• Dataset rows:
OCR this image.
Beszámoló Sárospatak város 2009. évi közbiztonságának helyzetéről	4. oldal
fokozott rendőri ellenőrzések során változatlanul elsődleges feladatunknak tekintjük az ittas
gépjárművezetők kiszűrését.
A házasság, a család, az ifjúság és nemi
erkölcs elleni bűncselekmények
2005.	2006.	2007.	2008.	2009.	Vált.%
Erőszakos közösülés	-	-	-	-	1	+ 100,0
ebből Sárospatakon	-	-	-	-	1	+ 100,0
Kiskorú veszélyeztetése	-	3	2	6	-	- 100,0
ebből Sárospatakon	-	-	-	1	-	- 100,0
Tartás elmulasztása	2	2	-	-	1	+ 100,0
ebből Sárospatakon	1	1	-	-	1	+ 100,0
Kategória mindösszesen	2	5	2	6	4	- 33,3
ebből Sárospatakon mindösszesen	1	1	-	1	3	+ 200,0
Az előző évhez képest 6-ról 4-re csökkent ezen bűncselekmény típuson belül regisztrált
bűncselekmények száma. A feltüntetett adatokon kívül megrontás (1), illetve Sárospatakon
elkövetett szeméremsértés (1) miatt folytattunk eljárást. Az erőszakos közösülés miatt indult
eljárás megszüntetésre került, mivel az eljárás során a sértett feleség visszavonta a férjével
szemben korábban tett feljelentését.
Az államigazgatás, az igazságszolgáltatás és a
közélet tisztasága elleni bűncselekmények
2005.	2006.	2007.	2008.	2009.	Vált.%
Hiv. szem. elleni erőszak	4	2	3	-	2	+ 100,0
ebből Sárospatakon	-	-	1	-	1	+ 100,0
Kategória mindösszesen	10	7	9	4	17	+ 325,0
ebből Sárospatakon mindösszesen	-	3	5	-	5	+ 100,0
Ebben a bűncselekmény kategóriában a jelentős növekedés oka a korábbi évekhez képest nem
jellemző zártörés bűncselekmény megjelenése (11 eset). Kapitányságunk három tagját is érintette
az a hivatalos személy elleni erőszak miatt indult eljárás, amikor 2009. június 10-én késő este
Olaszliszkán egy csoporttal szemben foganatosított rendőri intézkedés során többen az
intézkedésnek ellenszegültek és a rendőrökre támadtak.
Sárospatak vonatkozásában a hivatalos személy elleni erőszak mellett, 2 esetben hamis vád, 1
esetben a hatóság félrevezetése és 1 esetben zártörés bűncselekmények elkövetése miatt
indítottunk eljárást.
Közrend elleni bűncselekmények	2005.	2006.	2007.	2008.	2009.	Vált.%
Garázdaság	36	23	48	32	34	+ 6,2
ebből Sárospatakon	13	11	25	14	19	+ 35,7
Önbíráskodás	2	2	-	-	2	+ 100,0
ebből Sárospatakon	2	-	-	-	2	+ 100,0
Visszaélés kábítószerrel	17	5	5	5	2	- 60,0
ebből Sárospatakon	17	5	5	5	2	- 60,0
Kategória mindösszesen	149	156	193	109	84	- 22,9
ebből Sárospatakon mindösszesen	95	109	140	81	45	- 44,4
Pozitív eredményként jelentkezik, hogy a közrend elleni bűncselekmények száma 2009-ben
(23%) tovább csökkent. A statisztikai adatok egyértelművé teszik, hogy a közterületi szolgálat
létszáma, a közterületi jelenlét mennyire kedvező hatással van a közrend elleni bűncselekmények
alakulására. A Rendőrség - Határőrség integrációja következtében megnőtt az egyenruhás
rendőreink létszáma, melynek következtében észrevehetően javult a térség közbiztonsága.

• Required work:
All of the material above needs to be copied exactly.

• Finished task:
OCR this image.
Beszámoló Sárospatak város 2009. évi közbiztonságának helyzetéről	4. oldal
fokozott rendőri ellenőrzések során változatlanul elsődleges feladatunknak tekintjük az ittas
gépjárművezetők kiszűrését.
A házasság, a család, az ifjúság és nemi
erkölcs elleni bűncselekmények
2005.	2006.	2007.	2008.	2009.	Vált.%
Erőszakos közösülés	-	-	-	-	1	+ 100,0
ebből Sárospatakon	-	-	-	-	1	+ 100,0
Kiskorú veszélyeztetése	-	3	2	6	-	- 100,0
ebből Sárospatakon	-	-	-	1	-	- 100,0
Tartás elmulasztása	2	2	-	-	1	+ 100,0
ebből Sárospatakon	1	1	-	-	1	+ 100,0
Kategória mindösszesen	2	5	2	6	4	- 33,3
ebből Sárospatakon mindösszesen	1	1	-	1	3	+ 200,0
Az előző évhez képest 6-ról 4-re csökkent ezen bűncselekmény típuson belül regisztrált
bűncselekmények száma. A feltüntetett adatokon kívül megrontás (1), illetve Sárospatakon
elkövetett szeméremsértés (1) miatt folytattunk eljárást. Az erőszakos közösülés miatt indult
eljárás megszüntetésre került, mivel az eljárás során a sértett feleség visszavonta a férjével
szemben korábban tett feljelentését.
Az államigazgatás, az igazságszolgáltatás és a
közélet tisztasága elleni bűncselekmények
2005.	2006.	2007.	2008.	2009.	Vált.%
Hiv. szem. elleni erőszak	4	2	3	-	2	+ 100,0
ebből Sárospatakon	-	-	1	-	1	+ 100,0
Kategória mindösszesen	10	7	9	4	17	+ 325,0
ebből Sárospatakon mindösszesen	-	3	5	-	5	+ 100,0
Ebben a bűncselekmény kategóriában a jelentős növekedés oka a korábbi évekhez képest nem
jellemző zártörés bűncselekmény megjelenése (11 eset). Kapitányságunk három tagját is érintette
az a hivatalos személy elleni erőszak miatt indult eljárás, amikor 2009. június 10-én késő este
Olaszliszkán egy csoporttal szemben foganatosított rendőri intézkedés során többen az
intézkedésnek ellenszegültek és a rendőrökre támadtak.
Sárospatak vonatkozásában a hivatalos személy elleni erőszak mellett, 2 esetben hamis vád, 1
esetben a hatóság félrevezetése és 1 esetben zártörés bűncselekmények elkövetése miatt
indítottunk eljárást.
Közrend elleni bűncselekmények	2005.	2006.	2007.	2008.	2009.	Vált.%
Garázdaság	36	23	48	32	34	+ 6,2
ebből Sárospatakon	13	11	25	14	19	+ 35,7
Önbíráskodás	2	2	-	-	2	+ 100,0
ebből Sárospatakon	2	-	-	-	2	+ 100,0
Visszaélés kábítószerrel	17	5	5	5	2	- 60,0
ebből Sárospatakon	17	5	5	5	2	- 60,0
Kategória mindösszesen	149	156	193	109	84	- 22,9
ebből Sárospatakon mindösszesen	95	109	140	81	45	- 44,4
Pozitív eredményként jelentkezik, hogy a közrend elleni bűncselekmények száma 2009-ben
(23%) tovább csökkent. A statisztikai adatok egyértelművé teszik, hogy a közterületi szolgálat
létszáma, a közterületi jelenlét mennyire kedvező hatással van a közrend elleni bűncselekmények
alakulására. A Rendőrség - Határőrség integrációja következtében megnőtt az egyenruhás
rendőreink létszáma, melynek következtében észrevehetően javult a térség közbiztonsága.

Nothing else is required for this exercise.